Show all lines holding "Przesdzienk".

(Collection entries)
━━━━━━━━
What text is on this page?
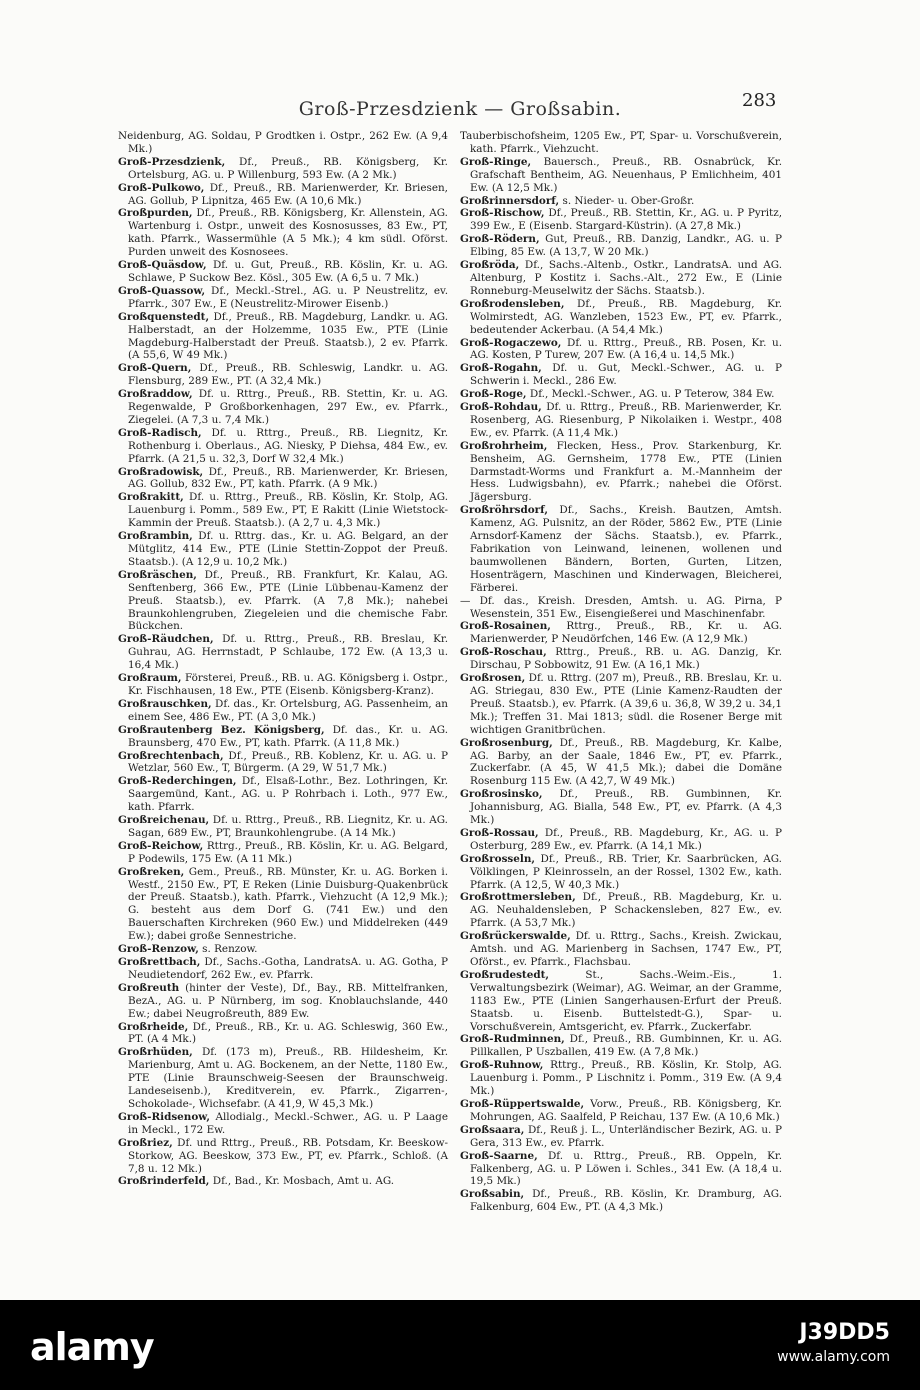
Groß-Przesdzienk — Großsabin.	283

Neidenburg, AG. Soldau, P Grodtken i. Ostpr., 262 Ew. (A 9,4 Mk.)

Groß-Przesdzienk, Df., Preuß., RB. Königsberg, Kr. Ortelsburg, AG. u. P Willenburg, 593 Ew. (A 2 Mk.)

Groß-Pulkowo, Df., Preuß., RB. Marienwerder, Kr. Briesen, AG. Gollub, P Lipnitza, 465 Ew. (A 10,6 Mk.)

Großpurden, Df., Preuß., RB. Königsberg, Kr. Allenstein, AG. Wartenburg i. Ostpr., unweit des Kosnosusses, 83 Ew., PT, kath. Pfarrk., Wassermühle (A 5 Mk.); 4 km südl. Oförst. Purden unweit des Kosnosees.

Groß-Quäsdow, Df. u. Gut, Preuß., RB. Köslin, Kr. u. AG. Schlawe, P Suckow Bez. Kösl., 305 Ew. (A 6,5 u. 7 Mk.)

Groß-Quassow, Df., Meckl.-Strel., AG. u. P Neustrelitz, ev. Pfarrk., 307 Ew., E (Neustrelitz-Mirower Eisenb.)

Großquenstedt, Df., Preuß., RB. Magdeburg, Landkr. u. AG. Halberstadt, an der Holzemme, 1035 Ew., PTE (Linie Magdeburg-Halberstadt der Preuß. Staatsb.), 2 ev. Pfarrk. (A 55,6, W 49 Mk.)

Groß-Quern, Df., Preuß., RB. Schleswig, Landkr. u. AG. Flensburg, 289 Ew., PT. (A 32,4 Mk.)

Großraddow, Df. u. Rttrg., Preuß., RB. Stettin, Kr. u. AG. Regenwalde, P Großborkenhagen, 297 Ew., ev. Pfarrk., Ziegelei. (A 7,3 u. 7,4 Mk.)

Groß-Radisch, Df. u. Rttrg., Preuß., RB. Liegnitz, Kr. Rothenburg i. Oberlaus., AG. Niesky, P Diehsa, 484 Ew., ev. Pfarrk. (A 21,5 u. 32,3, Dorf W 32,4 Mk.)

Großradowisk, Df., Preuß., RB. Marienwerder, Kr. Briesen, AG. Gollub, 832 Ew., PT, kath. Pfarrk. (A 9 Mk.)

Großrakitt, Df. u. Rttrg., Preuß., RB. Köslin, Kr. Stolp, AG. Lauenburg i. Pomm., 589 Ew., PT, E Rakitt (Linie Wietstock-Kammin der Preuß. Staatsb.). (A 2,7 u. 4,3 Mk.)

Großrambin, Df. u. Rttrg. das., Kr. u. AG. Belgard, an der Mütglitz, 414 Ew., PTE (Linie Stettin-Zoppot der Preuß. Staatsb.). (A 12,9 u. 10,2 Mk.)

Großräschen, Df., Preuß., RB. Frankfurt, Kr. Kalau, AG. Senftenberg, 366 Ew., PTE (Linie Lübbenau-Kamenz der Preuß. Staatsb.), ev. Pfarrk. (A 7,8 Mk.); nahebei Braunkohlengruben, Ziegeleien und die chemische Fabr. Bückchen.

Groß-Räudchen, Df. u. Rttrg., Preuß., RB. Breslau, Kr. Guhrau, AG. Herrnstadt, P Schlaube, 172 Ew. (A 13,3 u. 16,4 Mk.)

Großraum, Försterei, Preuß., RB. u. AG. Königsberg i. Ostpr., Kr. Fischhausen, 18 Ew., PTE (Eisenb. Königsberg-Kranz).

Großrauschken, Df. das., Kr. Ortelsburg, AG. Passenheim, an einem See, 486 Ew., PT. (A 3,0 Mk.)

Großrautenberg Bez. Königsberg, Df. das., Kr. u. AG. Braunsberg, 470 Ew., PT, kath. Pfarrk. (A 11,8 Mk.)

Großrechtenbach, Df., Preuß., RB. Koblenz, Kr. u. AG. u. P Wetzlar, 560 Ew., T, Bürgerm. (A 29, W 51,7 Mk.)

Groß-Rederchingen, Df., Elsaß-Lothr., Bez. Lothringen, Kr. Saargemünd, Kant., AG. u. P Rohrbach i. Loth., 977 Ew., kath. Pfarrk.

Großreichenau, Df. u. Rttrg., Preuß., RB. Liegnitz, Kr. u. AG. Sagan, 689 Ew., PT, Braunkohlengrube. (A 14 Mk.)

Groß-Reichow, Rttrg., Preuß., RB. Köslin, Kr. u. AG. Belgard, P Podewils, 175 Ew. (A 11 Mk.)

Großreken, Gem., Preuß., RB. Münster, Kr. u. AG. Borken i. Westf., 2150 Ew., PT, E Reken (Linie Duisburg-Quakenbrück der Preuß. Staatsb.), kath. Pfarrk., Viehzucht (A 12,9 Mk.); G. besteht aus dem Dorf G. (741 Ew.) und den Bauerschaften Kirchreken (960 Ew.) und Middelreken (449 Ew.); dabei große Sennestriche.

Groß-Renzow, s. Renzow.

Großrettbach, Df., Sachs.-Gotha, LandratsA. u. AG. Gotha, P Neudietendorf, 262 Ew., ev. Pfarrk.

Großreuth (hinter der Veste), Df., Bay., RB. Mittelfranken, BezA., AG. u. P Nürnberg, im sog. Knoblauchslande, 440 Ew.; dabei Neugroßreuth, 889 Ew.

Großrheide, Df., Preuß., RB., Kr. u. AG. Schleswig, 360 Ew., PT. (A 4 Mk.)

Großrhüden, Df. (173 m), Preuß., RB. Hildesheim, Kr. Marienburg, Amt u. AG. Bockenem, an der Nette, 1180 Ew., PTE (Linie Braunschweig-Seesen der Braunschweig. Landeseisenb.), Kreditverein, ev. Pfarrk., Zigarren-, Schokolade-, Wichsefabr. (A 41,9, W 45,3 Mk.)

Groß-Ridsenow, Allodialg., Meckl.-Schwer., AG. u. P Laage in Meckl., 172 Ew.

Großriez, Df. und Rttrg., Preuß., RB. Potsdam, Kr. Beeskow-Storkow, AG. Beeskow, 373 Ew., PT, ev. Pfarrk., Schloß. (A 7,8 u. 12 Mk.)

Großrinderfeld, Df., Bad., Kr. Mosbach, Amt u. AG.

Tauberbischofsheim, 1205 Ew., PT, Spar- u. Vorschußverein, kath. Pfarrk., Viehzucht.

Groß-Ringe, Bauersch., Preuß., RB. Osnabrück, Kr. Grafschaft Bentheim, AG. Neuenhaus, P Emlichheim, 401 Ew. (A 12,5 Mk.)

Großrinnersdorf, s. Nieder- u. Ober-Großr.

Groß-Rischow, Df., Preuß., RB. Stettin, Kr., AG. u. P Pyritz, 399 Ew., E (Eisenb. Stargard-Küstrin). (A 27,8 Mk.)

Groß-Rödern, Gut, Preuß., RB. Danzig, Landkr., AG. u. P Elbing, 85 Ew. (A 13,7, W 20 Mk.)

Großröda, Df., Sachs.-Altenb., Ostkr., LandratsA. und AG. Altenburg, P Kostitz i. Sachs.-Alt., 272 Ew., E (Linie Ronneburg-Meuselwitz der Sächs. Staatsb.).

Großrodensleben, Df., Preuß., RB. Magdeburg, Kr. Wolmirstedt, AG. Wanzleben, 1523 Ew., PT, ev. Pfarrk., bedeutender Ackerbau. (A 54,4 Mk.)

Groß-Rogaczewo, Df. u. Rttrg., Preuß., RB. Posen, Kr. u. AG. Kosten, P Turew, 207 Ew. (A 16,4 u. 14,5 Mk.)

Groß-Rogahn, Df. u. Gut, Meckl.-Schwer., AG. u. P Schwerin i. Meckl., 286 Ew.

Groß-Roge, Df., Meckl.-Schwer., AG. u. P Teterow, 384 Ew.

Groß-Rohdau, Df. u. Rttrg., Preuß., RB. Marienwerder, Kr. Rosenberg, AG. Riesenburg, P Nikolaiken i. Westpr., 408 Ew., ev. Pfarrk. (A 11,4 Mk.)

Großrohrheim, Flecken, Hess., Prov. Starkenburg, Kr. Bensheim, AG. Gernsheim, 1778 Ew., PTE (Linien Darmstadt-Worms und Frankfurt a. M.-Mannheim der Hess. Ludwigsbahn), ev. Pfarrk.; nahebei die Oförst. Jägersburg.

Großröhrsdorf, Df., Sachs., Kreish. Bautzen, Amtsh. Kamenz, AG. Pulsnitz, an der Röder, 5862 Ew., PTE (Linie Arnsdorf-Kamenz der Sächs. Staatsb.), ev. Pfarrk., Fabrikation von Leinwand, leinenen, wollenen und baumwollenen Bändern, Borten, Gurten, Litzen, Hosenträgern, Maschinen und Kinderwagen, Bleicherei, Färberei.

— Df. das., Kreish. Dresden, Amtsh. u. AG. Pirna, P Wesenstein, 351 Ew., Eisengießerei und Maschinenfabr.

Groß-Rosainen, Rttrg., Preuß., RB., Kr. u. AG. Marienwerder, P Neudörfchen, 146 Ew. (A 12,9 Mk.)

Groß-Roschau, Rttrg., Preuß., RB. u. AG. Danzig, Kr. Dirschau, P Sobbowitz, 91 Ew. (A 16,1 Mk.)

Großrosen, Df. u. Rttrg. (207 m), Preuß., RB. Breslau, Kr. u. AG. Striegau, 830 Ew., PTE (Linie Kamenz-Raudten der Preuß. Staatsb.), ev. Pfarrk. (A 39,6 u. 36,8, W 39,2 u. 34,1 Mk.); Treffen 31. Mai 1813; südl. die Rosener Berge mit wichtigen Granitbrüchen.

Großrosenburg, Df., Preuß., RB. Magdeburg, Kr. Kalbe, AG. Barby, an der Saale, 1846 Ew., PT, ev. Pfarrk., Zuckerfabr. (A 45, W 41,5 Mk.); dabei die Domäne Rosenburg 115 Ew. (A 42,7, W 49 Mk.)

Großrosinsko, Df., Preuß., RB. Gumbinnen, Kr. Johannisburg, AG. Bialla, 548 Ew., PT, ev. Pfarrk. (A 4,3 Mk.)

Groß-Rossau, Df., Preuß., RB. Magdeburg, Kr., AG. u. P Osterburg, 289 Ew., ev. Pfarrk. (A 14,1 Mk.)

Großrosseln, Df., Preuß., RB. Trier, Kr. Saarbrücken, AG. Völklingen, P Kleinrosseln, an der Rossel, 1302 Ew., kath. Pfarrk. (A 12,5, W 40,3 Mk.)

Großrottmersleben, Df., Preuß., RB. Magdeburg, Kr. u. AG. Neuhaldensleben, P Schackensleben, 827 Ew., ev. Pfarrk. (A 53,7 Mk.)

Großrückerswalde, Df. u. Rttrg., Sachs., Kreish. Zwickau, Amtsh. und AG. Marienberg in Sachsen, 1747 Ew., PT, Oförst., ev. Pfarrk., Flachsbau.

Großrudestedt,	St., Sachs.-Weim.-Eis., 1. Verwaltungsbezirk (Weimar), AG. Weimar, an der Gramme, 1183 Ew., PTE (Linien Sangerhausen-Erfurt der Preuß. Staatsb. u. Eisenb. Buttelstedt-G.), Spar- u. Vorschußverein, Amtsgericht, ev. Pfarrk., Zuckerfabr.

Groß-Rudminnen, Df., Preuß., RB. Gumbinnen, Kr. u. AG. Pillkallen, P Uszballen, 419 Ew. (A 7,8 Mk.)

Groß-Ruhnow, Rttrg., Preuß., RB. Köslin, Kr. Stolp, AG. Lauenburg i. Pomm., P Lischnitz i. Pomm., 319 Ew. (A 9,4 Mk.)

Groß-Rüppertswalde, Vorw., Preuß., RB. Königsberg, Kr. Mohrungen, AG. Saalfeld, P Reichau, 137 Ew. (A 10,6 Mk.)

Großsaara, Df., Reuß j. L., Unterländischer Bezirk, AG. u. P Gera, 313 Ew., ev. Pfarrk.

Groß-Saarne, Df. u. Rttrg., Preuß., RB. Oppeln, Kr. Falkenberg, AG. u. P Löwen i. Schles., 341 Ew. (A 18,4 u. 19,5 Mk.)

Großsabin, Df., Preuß., RB. Köslin, Kr. Dramburg, AG. Falkenburg, 604 Ew., PT. (A 4,3 Mk.)

alamy	J39DD5
www.alamy.com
━━━━━━━━
# The solution
Groß-Przesdzienk — Großsabin.	283
Groß-Przesdzienk, Df., Preuß., RB. Königsberg, Kr. Ortelsburg, AG. u. P Willenburg, 593 Ew. (A 2 Mk.)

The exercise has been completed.